__INSTRUCTIONS FOR THE TASK__.
Read the material below. Count the lines containing "xlabel" and give that count alone.

-*-*-

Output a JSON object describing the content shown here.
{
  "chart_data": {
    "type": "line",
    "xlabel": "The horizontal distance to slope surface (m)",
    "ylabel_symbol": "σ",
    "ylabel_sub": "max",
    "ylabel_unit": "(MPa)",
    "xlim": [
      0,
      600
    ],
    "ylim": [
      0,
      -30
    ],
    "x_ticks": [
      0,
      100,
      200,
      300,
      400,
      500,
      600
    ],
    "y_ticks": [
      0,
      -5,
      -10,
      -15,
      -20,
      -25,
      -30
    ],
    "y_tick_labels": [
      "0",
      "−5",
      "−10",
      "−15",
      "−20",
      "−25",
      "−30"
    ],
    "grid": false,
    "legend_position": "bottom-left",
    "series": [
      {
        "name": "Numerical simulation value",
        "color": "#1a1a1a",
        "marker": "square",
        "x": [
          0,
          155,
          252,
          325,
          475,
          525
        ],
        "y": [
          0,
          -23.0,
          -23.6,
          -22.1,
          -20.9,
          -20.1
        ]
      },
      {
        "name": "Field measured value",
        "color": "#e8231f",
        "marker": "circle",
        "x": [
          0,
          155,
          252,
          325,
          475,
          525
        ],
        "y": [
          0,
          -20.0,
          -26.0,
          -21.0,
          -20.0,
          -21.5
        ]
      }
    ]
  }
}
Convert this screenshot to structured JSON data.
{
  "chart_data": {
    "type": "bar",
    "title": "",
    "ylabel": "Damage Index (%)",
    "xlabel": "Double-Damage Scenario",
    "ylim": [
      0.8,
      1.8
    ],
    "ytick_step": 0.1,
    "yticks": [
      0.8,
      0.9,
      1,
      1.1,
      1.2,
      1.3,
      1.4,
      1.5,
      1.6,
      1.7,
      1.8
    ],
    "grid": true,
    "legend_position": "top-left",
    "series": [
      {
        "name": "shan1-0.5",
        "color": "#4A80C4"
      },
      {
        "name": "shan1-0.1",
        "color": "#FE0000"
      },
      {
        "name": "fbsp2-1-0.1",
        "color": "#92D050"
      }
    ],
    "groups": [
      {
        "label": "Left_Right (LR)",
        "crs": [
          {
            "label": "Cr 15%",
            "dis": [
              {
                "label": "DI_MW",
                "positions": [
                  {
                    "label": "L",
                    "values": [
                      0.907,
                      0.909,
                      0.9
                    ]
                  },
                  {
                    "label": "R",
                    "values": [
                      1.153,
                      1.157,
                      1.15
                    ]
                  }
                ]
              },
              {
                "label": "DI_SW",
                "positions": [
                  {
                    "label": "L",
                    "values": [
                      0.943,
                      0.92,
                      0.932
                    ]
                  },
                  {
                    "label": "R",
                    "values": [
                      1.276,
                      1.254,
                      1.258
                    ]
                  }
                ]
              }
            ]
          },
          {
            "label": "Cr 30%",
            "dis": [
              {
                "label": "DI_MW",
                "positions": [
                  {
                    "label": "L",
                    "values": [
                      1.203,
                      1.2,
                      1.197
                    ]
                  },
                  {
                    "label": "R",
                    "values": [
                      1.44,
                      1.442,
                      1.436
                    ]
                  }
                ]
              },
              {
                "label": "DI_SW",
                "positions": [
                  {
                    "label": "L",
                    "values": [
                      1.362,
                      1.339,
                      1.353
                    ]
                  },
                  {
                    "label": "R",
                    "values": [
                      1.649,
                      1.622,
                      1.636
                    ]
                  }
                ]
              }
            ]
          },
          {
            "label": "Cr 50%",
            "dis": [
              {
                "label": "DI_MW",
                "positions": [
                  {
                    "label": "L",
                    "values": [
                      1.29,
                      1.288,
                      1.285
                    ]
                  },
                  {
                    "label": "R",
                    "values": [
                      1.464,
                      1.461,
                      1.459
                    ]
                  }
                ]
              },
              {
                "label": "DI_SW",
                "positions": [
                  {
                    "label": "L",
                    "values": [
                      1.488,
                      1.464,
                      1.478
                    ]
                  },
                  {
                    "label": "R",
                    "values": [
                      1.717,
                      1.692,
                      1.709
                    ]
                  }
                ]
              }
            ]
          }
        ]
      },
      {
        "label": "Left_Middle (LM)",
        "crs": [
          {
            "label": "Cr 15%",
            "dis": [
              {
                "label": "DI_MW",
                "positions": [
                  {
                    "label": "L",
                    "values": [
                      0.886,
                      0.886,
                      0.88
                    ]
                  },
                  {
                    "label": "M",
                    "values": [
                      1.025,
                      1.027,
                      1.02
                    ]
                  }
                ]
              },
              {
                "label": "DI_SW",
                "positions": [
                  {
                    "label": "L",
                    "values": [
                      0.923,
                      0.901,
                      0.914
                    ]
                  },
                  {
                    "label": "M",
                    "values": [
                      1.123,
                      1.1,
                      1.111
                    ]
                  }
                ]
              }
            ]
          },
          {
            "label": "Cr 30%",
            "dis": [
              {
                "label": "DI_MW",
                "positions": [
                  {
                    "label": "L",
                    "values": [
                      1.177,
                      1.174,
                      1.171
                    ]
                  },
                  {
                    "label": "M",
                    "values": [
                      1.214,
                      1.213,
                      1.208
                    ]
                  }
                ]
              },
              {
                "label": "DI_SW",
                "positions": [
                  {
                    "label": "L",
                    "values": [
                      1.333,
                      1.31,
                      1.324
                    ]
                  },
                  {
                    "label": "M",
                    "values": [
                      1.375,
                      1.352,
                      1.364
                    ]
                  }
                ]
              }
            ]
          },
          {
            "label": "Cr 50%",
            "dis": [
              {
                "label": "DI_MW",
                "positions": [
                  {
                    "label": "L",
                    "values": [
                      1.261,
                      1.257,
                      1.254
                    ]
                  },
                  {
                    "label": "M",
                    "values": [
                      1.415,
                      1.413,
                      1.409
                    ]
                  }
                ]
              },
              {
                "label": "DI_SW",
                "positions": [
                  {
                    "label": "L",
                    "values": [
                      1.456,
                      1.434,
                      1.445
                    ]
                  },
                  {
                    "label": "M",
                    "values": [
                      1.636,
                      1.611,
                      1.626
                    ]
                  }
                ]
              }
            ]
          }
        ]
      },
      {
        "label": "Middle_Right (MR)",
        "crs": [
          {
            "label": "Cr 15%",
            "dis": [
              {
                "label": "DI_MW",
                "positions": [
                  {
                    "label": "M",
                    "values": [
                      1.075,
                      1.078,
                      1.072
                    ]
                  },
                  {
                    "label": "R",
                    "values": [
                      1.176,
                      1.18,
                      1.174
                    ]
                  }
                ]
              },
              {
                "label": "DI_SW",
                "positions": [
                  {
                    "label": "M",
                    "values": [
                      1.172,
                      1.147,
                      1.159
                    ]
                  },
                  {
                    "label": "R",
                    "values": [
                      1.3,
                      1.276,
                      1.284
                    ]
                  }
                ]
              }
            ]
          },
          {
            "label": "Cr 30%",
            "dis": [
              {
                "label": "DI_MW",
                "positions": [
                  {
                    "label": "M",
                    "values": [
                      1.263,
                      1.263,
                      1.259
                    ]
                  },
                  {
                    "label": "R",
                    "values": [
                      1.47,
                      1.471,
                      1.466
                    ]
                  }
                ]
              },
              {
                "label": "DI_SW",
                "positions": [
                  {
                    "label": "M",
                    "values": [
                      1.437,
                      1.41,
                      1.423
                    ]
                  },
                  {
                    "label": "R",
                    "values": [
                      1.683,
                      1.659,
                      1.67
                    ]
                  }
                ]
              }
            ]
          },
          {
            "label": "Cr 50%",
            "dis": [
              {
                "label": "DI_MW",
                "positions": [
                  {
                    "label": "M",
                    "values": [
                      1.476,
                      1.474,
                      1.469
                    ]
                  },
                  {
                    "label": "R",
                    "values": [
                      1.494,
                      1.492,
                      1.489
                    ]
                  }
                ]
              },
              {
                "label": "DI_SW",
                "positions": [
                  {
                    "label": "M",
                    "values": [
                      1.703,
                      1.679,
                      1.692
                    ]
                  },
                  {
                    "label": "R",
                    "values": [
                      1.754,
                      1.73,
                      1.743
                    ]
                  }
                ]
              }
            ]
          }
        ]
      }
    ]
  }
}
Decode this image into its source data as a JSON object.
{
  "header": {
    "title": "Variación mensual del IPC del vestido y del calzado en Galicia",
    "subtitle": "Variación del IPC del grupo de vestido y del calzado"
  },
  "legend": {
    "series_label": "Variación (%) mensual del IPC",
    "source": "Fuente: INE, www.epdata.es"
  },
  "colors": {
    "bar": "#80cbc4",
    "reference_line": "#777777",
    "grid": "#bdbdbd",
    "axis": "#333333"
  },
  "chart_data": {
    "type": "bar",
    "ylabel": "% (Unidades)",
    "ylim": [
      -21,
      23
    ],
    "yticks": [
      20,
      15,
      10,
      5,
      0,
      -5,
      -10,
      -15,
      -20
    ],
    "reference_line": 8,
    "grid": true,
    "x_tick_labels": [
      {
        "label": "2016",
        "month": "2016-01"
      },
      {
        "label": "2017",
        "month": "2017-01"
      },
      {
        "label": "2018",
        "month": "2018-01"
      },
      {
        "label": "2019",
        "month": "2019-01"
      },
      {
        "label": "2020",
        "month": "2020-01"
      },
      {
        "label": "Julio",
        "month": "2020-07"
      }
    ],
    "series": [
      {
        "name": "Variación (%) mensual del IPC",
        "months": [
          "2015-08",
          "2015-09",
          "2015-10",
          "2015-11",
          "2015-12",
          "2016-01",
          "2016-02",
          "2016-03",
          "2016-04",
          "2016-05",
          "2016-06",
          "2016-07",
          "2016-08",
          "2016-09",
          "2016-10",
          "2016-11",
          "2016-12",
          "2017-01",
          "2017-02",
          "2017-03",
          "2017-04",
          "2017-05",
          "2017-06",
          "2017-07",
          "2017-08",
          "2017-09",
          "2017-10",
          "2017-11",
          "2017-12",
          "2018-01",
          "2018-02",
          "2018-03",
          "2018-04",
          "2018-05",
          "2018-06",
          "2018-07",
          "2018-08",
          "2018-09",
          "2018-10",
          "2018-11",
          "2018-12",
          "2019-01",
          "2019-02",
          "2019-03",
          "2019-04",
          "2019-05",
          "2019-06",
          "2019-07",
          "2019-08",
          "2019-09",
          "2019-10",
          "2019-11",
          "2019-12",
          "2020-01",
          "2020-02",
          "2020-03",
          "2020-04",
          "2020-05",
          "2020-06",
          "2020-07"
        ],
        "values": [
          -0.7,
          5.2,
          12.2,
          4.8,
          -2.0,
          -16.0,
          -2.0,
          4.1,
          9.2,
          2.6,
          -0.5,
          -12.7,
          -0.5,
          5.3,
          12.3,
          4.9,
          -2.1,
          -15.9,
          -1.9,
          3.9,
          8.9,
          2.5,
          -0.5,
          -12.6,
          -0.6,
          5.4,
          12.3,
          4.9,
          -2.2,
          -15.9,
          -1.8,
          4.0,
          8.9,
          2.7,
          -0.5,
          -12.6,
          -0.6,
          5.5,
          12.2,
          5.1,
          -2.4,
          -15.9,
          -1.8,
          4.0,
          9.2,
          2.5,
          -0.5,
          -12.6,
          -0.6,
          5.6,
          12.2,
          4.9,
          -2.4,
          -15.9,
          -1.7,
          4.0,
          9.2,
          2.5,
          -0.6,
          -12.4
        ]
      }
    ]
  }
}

-*-*-

__RESULT OF THE EXERCISE__.
2